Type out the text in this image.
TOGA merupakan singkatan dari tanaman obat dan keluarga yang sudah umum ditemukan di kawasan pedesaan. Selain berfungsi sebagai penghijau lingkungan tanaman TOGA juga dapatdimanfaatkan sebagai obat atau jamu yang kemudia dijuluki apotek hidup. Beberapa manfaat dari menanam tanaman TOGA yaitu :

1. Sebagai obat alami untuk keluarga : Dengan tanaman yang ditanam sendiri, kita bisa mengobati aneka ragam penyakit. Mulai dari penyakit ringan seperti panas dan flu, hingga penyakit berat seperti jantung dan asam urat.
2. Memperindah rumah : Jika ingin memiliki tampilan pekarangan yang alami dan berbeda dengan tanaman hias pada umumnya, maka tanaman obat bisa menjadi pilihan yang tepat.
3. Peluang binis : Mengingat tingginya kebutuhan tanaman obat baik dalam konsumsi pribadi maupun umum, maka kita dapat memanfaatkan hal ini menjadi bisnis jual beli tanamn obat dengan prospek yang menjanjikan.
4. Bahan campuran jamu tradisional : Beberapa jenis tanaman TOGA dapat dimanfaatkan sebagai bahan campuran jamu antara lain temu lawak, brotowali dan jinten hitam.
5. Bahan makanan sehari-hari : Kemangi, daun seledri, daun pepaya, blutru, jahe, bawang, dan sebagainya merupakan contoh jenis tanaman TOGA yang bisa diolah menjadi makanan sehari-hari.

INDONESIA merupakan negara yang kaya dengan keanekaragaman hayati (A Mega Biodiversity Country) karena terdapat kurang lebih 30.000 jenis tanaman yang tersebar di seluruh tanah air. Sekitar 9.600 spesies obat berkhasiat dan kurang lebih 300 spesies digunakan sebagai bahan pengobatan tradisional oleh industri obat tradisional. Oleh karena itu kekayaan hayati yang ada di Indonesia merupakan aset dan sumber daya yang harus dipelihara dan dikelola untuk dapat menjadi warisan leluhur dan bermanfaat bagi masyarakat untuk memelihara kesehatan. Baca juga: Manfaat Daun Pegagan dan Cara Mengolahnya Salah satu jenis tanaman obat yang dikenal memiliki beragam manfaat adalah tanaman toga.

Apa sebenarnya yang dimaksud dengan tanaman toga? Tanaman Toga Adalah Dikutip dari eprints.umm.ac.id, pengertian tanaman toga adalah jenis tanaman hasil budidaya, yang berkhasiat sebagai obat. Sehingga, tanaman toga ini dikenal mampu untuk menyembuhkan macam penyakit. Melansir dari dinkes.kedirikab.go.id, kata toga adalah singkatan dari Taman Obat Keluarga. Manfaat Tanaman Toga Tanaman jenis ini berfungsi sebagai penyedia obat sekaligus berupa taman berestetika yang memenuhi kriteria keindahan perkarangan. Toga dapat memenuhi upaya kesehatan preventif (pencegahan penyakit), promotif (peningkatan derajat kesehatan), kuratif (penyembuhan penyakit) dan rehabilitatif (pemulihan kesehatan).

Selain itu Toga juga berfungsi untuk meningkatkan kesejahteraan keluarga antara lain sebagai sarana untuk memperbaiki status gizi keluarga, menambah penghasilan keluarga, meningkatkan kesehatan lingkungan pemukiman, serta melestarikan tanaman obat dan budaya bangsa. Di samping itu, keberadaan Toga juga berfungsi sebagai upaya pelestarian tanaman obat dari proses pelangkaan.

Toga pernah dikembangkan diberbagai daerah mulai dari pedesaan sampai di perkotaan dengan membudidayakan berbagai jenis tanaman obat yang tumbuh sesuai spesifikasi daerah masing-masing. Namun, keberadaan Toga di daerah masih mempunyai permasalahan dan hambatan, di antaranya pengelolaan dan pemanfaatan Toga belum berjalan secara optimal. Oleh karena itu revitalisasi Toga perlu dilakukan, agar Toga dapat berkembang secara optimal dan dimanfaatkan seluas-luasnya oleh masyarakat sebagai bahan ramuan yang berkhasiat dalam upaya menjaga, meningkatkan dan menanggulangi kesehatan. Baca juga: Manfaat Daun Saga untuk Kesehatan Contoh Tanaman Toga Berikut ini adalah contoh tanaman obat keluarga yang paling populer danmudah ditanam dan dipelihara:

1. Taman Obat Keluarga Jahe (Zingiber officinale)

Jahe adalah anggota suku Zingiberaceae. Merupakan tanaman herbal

----------

- **AIM OF THE EXERCISE**:
Please restate the whole listing word for word.

- **RIGHT ANSWER**:
Type out the text in this image.
TOGA merupakan singkatan dari tanaman obat dan keluarga yang sudah umum ditemukan di kawasan pedesaan. Selain berfungsi sebagai penghijau lingkungan tanaman TOGA juga dapatdimanfaatkan sebagai obat atau jamu yang kemudia dijuluki apotek hidup. Beberapa manfaat dari menanam tanaman TOGA yaitu :

1. Sebagai obat alami untuk keluarga : Dengan tanaman yang ditanam sendiri, kita bisa mengobati aneka ragam penyakit. Mulai dari penyakit ringan seperti panas dan flu, hingga penyakit berat seperti jantung dan asam urat.
2. Memperindah rumah : Jika ingin memiliki tampilan pekarangan yang alami dan berbeda dengan tanaman hias pada umumnya, maka tanaman obat bisa menjadi pilihan yang tepat.
3. Peluang binis : Mengingat tingginya kebutuhan tanaman obat baik dalam konsumsi pribadi maupun umum, maka kita dapat memanfaatkan hal ini menjadi bisnis jual beli tanamn obat dengan prospek yang menjanjikan.
4. Bahan campuran jamu tradisional : Beberapa jenis tanaman TOGA dapat dimanfaatkan sebagai bahan campuran jamu antara lain temu lawak, brotowali dan jinten hitam.
5. Bahan makanan sehari-hari : Kemangi, daun seledri, daun pepaya, blutru, jahe, bawang, dan sebagainya merupakan contoh jenis tanaman TOGA yang bisa diolah menjadi makanan sehari-hari.

INDONESIA merupakan negara yang kaya dengan keanekaragaman hayati (A Mega Biodiversity Country) karena terdapat kurang lebih 30.000 jenis tanaman yang tersebar di seluruh tanah air. Sekitar 9.600 spesies obat berkhasiat dan kurang lebih 300 spesies digunakan sebagai bahan pengobatan tradisional oleh industri obat tradisional. Oleh karena itu kekayaan hayati yang ada di Indonesia merupakan aset dan sumber daya yang harus dipelihara dan dikelola untuk dapat menjadi warisan leluhur dan bermanfaat bagi masyarakat untuk memelihara kesehatan. Baca juga: Manfaat Daun Pegagan dan Cara Mengolahnya Salah satu jenis tanaman obat yang dikenal memiliki beragam manfaat adalah tanaman toga.

Apa sebenarnya yang dimaksud dengan tanaman toga? Tanaman Toga Adalah Dikutip dari eprints.umm.ac.id, pengertian tanaman toga adalah jenis tanaman hasil budidaya, yang berkhasiat sebagai obat. Sehingga, tanaman toga ini dikenal mampu untuk menyembuhkan macam penyakit. Melansir dari dinkes.kedirikab.go.id, kata toga adalah singkatan dari Taman Obat Keluarga. Manfaat Tanaman Toga Tanaman jenis ini berfungsi sebagai penyedia obat sekaligus berupa taman berestetika yang memenuhi kriteria keindahan perkarangan. Toga dapat memenuhi upaya kesehatan preventif (pencegahan penyakit), promotif (peningkatan derajat kesehatan), kuratif (penyembuhan penyakit) dan rehabilitatif (pemulihan kesehatan).

Selain itu Toga juga berfungsi untuk meningkatkan kesejahteraan keluarga antara lain sebagai sarana untuk memperbaiki status gizi keluarga, menambah penghasilan keluarga, meningkatkan kesehatan lingkungan pemukiman, serta melestarikan tanaman obat dan budaya bangsa. Di samping itu, keberadaan Toga juga berfungsi sebagai upaya pelestarian tanaman obat dari proses pelangkaan.

Toga pernah dikembangkan diberbagai daerah mulai dari pedesaan sampai di perkotaan dengan membudidayakan berbagai jenis tanaman obat yang tumbuh sesuai spesifikasi daerah masing-masing. Namun, keberadaan Toga di daerah masih mempunyai permasalahan dan hambatan, di antaranya pengelolaan dan pemanfaatan Toga belum berjalan secara optimal. Oleh karena itu revitalisasi Toga perlu dilakukan, agar Toga dapat berkembang secara optimal dan dimanfaatkan seluas-luasnya oleh masyarakat sebagai bahan ramuan yang berkhasiat dalam upaya menjaga, meningkatkan dan menanggulangi kesehatan. Baca juga: Manfaat Daun Saga untuk Kesehatan Contoh Tanaman Toga Berikut ini adalah contoh tanaman obat keluarga yang paling populer danmudah ditanam dan dipelihara:

1. Taman Obat Keluarga Jahe (Zingiber officinale)

Jahe adalah anggota suku Zingiberaceae. Merupakan tanaman herbal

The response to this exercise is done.